#### Selected excerpt
If you've never tried tubular right angle weave, this is a good project to get you started. It's a simple basic beaded rope that works up into a soft and slinky necklace that feels like a woven metal chain. Accent it with a beautiful handmade ceramic dragonfly slide for a sophisticated necklace.
1. Beads and Materials
To make this necklace, you will need the following beads and materials:
- 30 grams size 11 Japanese seed bead, ceylon dark cream (A)
- 30 grams size 11 Japanese seed bead, permanent galvanized metallic gold (B)
- 2 10mm gold bead caps (or size needed to fit over the ends of your rope)
- 6 inches gold colored craft wire
- Gold S-clasp
- 2 closed jumprings, 9mm
- 1 handmade ceramic dragonfly slide
- Beading thread of your choice - Wildfire 10 lb. test in white recommended
- Size 12 beading needle
- Wooden dowel or pencil
- Scissors or thread cutter
- Wire cutters
- Flat nose and round nose pliers
- Handmade Ceramic Dragonfly Slide: Amazing Porcelain Fantasies
- Seed beads: Whimbeads
- S-Clasp: Artbeads
- Bead caps: Fire Mountain Gems
2. Getting Started
Cut a comfortable length of thread.
########
- **Assigned task**: Can you continue the tubular right angle weave necklace instructions, starting after "Cut a comfortable length of thread."?
#### Records
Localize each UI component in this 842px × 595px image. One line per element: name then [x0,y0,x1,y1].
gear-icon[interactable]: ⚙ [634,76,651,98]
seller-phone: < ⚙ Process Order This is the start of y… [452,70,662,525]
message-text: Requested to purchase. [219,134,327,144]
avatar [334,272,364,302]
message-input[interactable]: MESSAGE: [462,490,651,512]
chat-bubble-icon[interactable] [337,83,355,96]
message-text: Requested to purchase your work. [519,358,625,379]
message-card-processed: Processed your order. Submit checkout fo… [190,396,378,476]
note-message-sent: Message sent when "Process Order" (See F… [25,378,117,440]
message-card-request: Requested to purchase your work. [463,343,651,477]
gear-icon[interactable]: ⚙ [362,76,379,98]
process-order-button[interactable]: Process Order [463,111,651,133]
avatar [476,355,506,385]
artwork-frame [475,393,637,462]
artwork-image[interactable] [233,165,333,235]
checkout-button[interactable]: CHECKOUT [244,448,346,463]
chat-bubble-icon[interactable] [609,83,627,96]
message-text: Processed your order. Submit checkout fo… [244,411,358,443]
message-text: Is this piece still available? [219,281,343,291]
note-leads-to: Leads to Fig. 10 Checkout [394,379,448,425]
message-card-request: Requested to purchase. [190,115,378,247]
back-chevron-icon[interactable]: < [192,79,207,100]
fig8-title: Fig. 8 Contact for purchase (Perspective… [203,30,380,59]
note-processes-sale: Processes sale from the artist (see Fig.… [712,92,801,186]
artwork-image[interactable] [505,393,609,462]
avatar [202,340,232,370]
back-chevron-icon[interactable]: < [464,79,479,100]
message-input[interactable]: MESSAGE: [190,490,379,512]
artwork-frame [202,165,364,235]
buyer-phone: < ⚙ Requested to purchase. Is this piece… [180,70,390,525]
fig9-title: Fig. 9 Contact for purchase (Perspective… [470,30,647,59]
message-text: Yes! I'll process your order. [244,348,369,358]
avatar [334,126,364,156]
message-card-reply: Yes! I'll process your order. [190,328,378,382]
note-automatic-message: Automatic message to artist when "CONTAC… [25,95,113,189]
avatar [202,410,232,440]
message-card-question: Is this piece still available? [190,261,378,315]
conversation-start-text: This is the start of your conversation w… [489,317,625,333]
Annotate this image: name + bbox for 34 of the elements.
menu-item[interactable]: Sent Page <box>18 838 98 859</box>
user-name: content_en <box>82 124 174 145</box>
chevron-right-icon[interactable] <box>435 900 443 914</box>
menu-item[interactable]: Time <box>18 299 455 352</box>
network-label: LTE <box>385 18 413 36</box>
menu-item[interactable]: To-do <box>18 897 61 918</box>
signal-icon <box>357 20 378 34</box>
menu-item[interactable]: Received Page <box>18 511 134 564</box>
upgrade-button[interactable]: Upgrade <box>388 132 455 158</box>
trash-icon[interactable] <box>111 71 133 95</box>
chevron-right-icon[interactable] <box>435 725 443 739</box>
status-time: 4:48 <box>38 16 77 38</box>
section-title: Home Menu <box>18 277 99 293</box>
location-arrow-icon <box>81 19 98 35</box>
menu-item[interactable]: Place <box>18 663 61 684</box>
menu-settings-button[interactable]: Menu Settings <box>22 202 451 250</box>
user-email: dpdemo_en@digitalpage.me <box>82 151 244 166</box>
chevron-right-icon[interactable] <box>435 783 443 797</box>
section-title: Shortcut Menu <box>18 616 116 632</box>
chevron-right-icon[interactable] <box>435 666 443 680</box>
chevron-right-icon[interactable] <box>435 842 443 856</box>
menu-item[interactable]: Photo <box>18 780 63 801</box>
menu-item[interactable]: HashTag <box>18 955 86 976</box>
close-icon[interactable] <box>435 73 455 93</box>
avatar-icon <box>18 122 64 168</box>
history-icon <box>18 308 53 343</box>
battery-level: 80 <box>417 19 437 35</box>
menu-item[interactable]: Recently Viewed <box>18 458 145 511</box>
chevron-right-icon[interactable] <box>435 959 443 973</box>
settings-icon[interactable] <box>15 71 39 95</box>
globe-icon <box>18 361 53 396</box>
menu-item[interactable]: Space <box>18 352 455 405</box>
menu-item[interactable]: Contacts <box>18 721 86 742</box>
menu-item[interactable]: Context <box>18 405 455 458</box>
########
- **Your response**:
Pick up 1 A, 1 B, 1 A and 1 B. Tie into a ring.
Pass needle through the next bead in the ring. (Should be an A.)
Work a strip of single needle right angle weave that is 5 units long, or long enough to comfortable fit around your wooden dowel or pencil. As you stitch, make sure to keep B beads on the bottom and top of the units and the A beads on the sides.
3. Join the Ends of the Strip and Work in Tubular Right Angle Weave
Following the directions for tubular right angle weave, join the strip and slide it onto your wooden dowel or pencil. Joining the strip into a ring will result in the addition of an extra unit.
Work in tubular right angle weave until you have a rope approximately 19 inches long. (You can adjust the length of the rope and make it longer or shorter, but be aware that a longer rope will require more seed beads.)
4. Prepare the Craft Wire
Cut the craft wire into two 3 inch pieces.
On one piece, make a small wrapped loop on one end.
5. Setting Up the Beaded Rope for Finishing
To finish the beaded rope, you will work in tubular even count peyote stitch.
Pick up 1 A and pass through the next bead. Repeat until you have an even number of beads in the ring. Step up at the end of the round.
Work 2 rows in tubular even count peyote stitch.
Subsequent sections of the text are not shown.